TASK DETAILS ->
Lines containing "Also" are to be counted. Report the count alone.

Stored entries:
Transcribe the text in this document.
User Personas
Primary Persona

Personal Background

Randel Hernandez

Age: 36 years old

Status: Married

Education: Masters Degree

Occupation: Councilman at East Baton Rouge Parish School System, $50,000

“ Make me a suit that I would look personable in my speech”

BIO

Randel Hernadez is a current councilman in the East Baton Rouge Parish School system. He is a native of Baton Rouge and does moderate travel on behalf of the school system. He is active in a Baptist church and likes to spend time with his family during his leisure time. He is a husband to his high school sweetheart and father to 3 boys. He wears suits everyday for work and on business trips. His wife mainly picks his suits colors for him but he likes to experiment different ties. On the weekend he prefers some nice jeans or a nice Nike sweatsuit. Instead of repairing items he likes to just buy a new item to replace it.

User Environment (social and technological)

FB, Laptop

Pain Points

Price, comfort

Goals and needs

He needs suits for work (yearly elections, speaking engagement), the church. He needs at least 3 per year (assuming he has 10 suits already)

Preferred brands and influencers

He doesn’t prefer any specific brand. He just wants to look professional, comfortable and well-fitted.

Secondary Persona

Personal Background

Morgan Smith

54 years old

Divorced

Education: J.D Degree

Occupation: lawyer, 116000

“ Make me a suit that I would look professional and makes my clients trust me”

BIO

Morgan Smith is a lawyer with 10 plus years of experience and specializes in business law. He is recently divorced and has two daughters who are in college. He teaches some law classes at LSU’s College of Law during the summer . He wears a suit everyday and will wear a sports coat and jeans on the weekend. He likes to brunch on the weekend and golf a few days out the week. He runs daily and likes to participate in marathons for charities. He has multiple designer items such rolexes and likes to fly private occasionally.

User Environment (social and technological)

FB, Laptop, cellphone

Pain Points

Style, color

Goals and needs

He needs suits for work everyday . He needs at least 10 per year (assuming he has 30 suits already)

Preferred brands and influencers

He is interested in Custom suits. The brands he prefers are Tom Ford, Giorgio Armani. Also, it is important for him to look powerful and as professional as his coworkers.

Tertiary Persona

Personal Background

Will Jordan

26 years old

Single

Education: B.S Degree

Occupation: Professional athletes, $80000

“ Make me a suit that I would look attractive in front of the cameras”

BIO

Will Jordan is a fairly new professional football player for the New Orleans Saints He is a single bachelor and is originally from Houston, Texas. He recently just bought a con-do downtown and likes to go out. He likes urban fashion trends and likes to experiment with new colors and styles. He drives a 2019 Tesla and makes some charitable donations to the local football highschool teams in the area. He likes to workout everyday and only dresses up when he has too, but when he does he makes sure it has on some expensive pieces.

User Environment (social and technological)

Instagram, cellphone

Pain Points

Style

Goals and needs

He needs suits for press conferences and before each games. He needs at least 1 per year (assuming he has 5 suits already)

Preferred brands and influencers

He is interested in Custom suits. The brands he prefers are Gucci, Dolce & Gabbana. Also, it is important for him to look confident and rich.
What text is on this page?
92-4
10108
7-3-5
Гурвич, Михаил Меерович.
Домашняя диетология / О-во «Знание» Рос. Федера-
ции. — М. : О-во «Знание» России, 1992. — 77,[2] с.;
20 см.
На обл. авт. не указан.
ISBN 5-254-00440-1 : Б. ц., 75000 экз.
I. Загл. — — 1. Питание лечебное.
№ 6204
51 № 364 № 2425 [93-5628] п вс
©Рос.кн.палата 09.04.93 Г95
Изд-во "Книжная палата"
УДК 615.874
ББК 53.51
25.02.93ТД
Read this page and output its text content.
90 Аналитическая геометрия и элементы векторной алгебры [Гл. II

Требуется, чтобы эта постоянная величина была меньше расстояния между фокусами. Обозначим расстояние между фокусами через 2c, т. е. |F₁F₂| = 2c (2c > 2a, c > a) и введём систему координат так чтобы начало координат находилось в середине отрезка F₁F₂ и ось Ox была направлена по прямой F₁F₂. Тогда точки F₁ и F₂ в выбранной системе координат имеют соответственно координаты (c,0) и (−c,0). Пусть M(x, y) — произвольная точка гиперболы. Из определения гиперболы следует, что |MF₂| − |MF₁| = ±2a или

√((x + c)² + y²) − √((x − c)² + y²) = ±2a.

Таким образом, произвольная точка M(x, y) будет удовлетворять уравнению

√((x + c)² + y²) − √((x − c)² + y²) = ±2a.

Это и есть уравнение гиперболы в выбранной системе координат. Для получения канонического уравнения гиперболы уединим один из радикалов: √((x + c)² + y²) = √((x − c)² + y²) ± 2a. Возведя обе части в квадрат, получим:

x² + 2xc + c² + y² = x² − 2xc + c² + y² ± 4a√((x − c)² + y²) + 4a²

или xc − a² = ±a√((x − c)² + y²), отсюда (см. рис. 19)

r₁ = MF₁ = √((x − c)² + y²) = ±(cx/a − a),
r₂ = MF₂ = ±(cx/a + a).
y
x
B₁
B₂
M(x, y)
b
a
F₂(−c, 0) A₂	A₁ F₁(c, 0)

SOLUTION FOR THIS EXERCISE ->
2